TASK
Collect each line containing "Smart".

— Start of EXTRACTED RECORDS —

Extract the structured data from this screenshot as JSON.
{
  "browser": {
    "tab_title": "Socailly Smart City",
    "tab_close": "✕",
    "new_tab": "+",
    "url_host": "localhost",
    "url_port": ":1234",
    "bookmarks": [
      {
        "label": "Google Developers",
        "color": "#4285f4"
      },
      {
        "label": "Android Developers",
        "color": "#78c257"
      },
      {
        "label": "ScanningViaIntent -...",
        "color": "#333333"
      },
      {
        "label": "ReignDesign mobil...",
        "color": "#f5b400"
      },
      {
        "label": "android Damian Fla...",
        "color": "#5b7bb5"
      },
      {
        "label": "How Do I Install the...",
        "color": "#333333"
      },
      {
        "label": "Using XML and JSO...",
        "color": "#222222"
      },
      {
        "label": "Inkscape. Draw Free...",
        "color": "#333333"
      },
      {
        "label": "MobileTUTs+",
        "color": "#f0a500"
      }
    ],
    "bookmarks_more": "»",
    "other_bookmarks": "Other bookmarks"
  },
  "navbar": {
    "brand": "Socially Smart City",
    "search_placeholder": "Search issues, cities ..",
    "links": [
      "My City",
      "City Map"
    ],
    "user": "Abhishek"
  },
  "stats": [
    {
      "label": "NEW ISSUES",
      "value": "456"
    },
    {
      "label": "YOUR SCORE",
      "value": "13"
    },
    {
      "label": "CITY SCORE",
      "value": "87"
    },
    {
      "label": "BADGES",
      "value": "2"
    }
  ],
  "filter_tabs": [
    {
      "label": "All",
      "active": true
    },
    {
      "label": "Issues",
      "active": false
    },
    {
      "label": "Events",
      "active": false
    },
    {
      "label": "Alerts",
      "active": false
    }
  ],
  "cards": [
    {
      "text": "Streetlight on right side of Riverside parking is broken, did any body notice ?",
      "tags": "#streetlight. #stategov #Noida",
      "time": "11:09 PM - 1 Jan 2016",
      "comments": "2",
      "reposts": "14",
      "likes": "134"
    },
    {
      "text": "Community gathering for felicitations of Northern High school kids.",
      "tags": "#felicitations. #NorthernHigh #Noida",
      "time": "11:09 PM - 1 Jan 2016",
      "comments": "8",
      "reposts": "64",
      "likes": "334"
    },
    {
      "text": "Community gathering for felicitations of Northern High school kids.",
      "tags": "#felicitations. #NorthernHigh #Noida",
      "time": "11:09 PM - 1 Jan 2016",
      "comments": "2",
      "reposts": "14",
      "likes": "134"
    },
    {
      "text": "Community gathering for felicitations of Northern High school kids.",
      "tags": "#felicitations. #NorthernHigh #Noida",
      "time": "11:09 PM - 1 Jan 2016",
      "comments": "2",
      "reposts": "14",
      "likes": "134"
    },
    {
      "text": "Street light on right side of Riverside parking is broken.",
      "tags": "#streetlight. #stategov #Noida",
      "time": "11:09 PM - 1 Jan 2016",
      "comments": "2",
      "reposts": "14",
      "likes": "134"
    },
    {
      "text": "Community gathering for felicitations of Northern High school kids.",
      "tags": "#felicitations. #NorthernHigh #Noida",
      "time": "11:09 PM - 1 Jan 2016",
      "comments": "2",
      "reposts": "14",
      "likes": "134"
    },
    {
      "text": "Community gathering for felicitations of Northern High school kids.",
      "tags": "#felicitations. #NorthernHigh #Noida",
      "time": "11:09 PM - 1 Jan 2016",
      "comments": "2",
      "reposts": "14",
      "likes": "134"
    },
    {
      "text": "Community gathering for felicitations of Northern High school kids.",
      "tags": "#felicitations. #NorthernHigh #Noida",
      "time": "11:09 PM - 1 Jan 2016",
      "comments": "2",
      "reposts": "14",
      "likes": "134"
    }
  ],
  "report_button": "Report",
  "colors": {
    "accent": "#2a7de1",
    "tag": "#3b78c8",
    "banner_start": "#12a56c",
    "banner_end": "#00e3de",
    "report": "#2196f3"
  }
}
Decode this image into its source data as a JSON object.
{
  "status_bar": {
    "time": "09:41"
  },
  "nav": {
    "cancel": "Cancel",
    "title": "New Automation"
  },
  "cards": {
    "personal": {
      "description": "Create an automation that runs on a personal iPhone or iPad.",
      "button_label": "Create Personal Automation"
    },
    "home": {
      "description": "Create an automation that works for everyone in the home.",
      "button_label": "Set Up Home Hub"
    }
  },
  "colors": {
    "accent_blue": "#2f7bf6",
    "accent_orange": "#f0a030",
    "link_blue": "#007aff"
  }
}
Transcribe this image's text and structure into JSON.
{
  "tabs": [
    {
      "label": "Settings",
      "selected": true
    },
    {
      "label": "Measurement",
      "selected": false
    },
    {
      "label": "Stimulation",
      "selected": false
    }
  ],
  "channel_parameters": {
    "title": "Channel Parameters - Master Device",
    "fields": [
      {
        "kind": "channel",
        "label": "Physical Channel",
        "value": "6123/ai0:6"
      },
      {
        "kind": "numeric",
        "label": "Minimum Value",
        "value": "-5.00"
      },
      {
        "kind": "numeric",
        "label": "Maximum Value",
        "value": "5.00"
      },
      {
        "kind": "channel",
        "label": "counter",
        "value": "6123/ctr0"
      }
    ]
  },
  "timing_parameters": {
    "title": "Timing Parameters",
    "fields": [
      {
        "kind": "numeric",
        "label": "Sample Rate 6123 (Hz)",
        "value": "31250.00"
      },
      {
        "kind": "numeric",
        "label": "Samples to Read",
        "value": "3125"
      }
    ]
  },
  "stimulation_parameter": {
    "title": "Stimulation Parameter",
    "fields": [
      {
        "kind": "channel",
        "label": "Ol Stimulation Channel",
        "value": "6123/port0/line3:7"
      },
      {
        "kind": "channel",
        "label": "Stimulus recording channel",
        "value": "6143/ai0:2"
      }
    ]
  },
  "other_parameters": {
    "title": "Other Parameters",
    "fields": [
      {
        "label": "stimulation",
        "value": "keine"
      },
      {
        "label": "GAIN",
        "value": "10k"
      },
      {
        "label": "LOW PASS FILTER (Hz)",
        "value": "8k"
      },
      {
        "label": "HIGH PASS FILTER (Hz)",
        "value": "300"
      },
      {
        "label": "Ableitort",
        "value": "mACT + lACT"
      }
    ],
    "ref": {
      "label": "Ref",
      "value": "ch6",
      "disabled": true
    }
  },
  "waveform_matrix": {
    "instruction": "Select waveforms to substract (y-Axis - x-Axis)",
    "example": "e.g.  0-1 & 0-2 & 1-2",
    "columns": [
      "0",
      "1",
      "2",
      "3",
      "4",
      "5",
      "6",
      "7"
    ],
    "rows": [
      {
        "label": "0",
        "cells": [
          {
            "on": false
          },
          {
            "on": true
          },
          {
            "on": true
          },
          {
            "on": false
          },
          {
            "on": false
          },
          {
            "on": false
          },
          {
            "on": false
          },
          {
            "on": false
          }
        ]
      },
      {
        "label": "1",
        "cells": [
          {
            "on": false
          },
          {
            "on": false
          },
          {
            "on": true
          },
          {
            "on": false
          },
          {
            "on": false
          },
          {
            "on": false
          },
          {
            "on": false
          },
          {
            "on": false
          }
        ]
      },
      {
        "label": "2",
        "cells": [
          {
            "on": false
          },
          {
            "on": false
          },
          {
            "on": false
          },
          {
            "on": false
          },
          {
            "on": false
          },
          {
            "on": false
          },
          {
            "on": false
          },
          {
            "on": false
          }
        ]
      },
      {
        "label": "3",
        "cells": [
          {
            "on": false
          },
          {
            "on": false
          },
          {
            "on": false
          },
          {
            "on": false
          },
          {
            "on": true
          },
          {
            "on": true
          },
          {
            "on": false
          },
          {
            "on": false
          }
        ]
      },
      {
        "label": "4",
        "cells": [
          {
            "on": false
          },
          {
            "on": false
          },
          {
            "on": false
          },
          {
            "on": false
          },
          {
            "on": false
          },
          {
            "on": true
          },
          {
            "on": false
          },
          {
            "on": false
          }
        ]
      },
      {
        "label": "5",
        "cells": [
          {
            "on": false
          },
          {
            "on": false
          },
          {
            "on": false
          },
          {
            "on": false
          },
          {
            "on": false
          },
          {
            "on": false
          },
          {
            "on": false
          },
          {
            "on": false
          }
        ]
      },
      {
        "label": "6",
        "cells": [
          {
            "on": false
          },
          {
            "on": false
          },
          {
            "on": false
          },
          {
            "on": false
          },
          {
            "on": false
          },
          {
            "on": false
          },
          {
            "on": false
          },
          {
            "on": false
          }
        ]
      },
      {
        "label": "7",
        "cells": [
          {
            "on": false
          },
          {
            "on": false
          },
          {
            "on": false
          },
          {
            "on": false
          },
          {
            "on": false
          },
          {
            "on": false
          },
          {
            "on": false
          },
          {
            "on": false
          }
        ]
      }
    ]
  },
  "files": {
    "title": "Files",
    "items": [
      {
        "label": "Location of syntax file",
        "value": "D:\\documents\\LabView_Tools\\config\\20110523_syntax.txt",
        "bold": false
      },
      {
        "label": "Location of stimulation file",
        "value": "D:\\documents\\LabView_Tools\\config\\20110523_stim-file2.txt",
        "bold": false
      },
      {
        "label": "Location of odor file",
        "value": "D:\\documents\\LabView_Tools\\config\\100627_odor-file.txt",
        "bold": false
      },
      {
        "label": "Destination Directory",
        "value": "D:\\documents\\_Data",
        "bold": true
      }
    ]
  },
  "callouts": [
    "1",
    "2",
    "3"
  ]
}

— End of EXTRACTED RECORDS —

RESULT OF THIS EXERCISE
    "tab_title": "Socailly Smart City",
    "brand": "Socially Smart City",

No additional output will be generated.